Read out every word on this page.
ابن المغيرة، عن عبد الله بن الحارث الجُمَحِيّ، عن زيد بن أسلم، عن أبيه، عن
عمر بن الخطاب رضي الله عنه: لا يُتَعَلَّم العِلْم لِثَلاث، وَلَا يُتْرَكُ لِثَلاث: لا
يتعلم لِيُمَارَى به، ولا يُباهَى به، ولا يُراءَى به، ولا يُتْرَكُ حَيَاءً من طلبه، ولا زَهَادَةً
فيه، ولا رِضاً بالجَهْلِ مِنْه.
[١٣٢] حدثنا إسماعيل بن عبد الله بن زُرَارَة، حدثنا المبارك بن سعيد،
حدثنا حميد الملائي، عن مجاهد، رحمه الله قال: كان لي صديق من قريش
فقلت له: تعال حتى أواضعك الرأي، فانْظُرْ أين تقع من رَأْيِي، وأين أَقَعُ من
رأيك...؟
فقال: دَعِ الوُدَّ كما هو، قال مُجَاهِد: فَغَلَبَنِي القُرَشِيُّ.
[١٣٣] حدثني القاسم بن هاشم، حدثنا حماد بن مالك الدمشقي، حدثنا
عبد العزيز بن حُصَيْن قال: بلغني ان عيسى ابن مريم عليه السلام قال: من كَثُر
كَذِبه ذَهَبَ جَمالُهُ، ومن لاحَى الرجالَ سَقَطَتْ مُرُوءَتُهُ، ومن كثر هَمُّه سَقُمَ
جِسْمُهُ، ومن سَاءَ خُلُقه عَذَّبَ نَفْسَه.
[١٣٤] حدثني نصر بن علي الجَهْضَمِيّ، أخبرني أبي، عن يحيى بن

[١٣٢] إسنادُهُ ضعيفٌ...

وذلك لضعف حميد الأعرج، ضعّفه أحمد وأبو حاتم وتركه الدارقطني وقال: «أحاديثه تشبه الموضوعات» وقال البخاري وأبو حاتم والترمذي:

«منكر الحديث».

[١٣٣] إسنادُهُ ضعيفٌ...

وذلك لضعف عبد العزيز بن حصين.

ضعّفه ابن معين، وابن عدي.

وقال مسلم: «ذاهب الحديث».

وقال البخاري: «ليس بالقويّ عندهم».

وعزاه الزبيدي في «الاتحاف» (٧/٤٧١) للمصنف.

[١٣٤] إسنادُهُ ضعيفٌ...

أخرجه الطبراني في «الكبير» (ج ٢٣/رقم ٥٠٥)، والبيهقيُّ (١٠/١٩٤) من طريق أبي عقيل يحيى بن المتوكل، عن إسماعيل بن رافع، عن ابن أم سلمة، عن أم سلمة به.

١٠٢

■ REQUIREMENTS ■
From the data above, pick out each line containing "وقال" and copy it.

■ THE RESULT ■
وذلك لضعف حميد الأعرج، ضعّفه أحمد وأبو حاتم وتركه الدارقطني وقال: «أحاديثه تشبه الموضوعات» وقال البخاري وأبو حاتم والترمذي:
وقال مسلم: «ذاهب الحديث».
وقال البخاري: «ليس بالقويّ عندهم».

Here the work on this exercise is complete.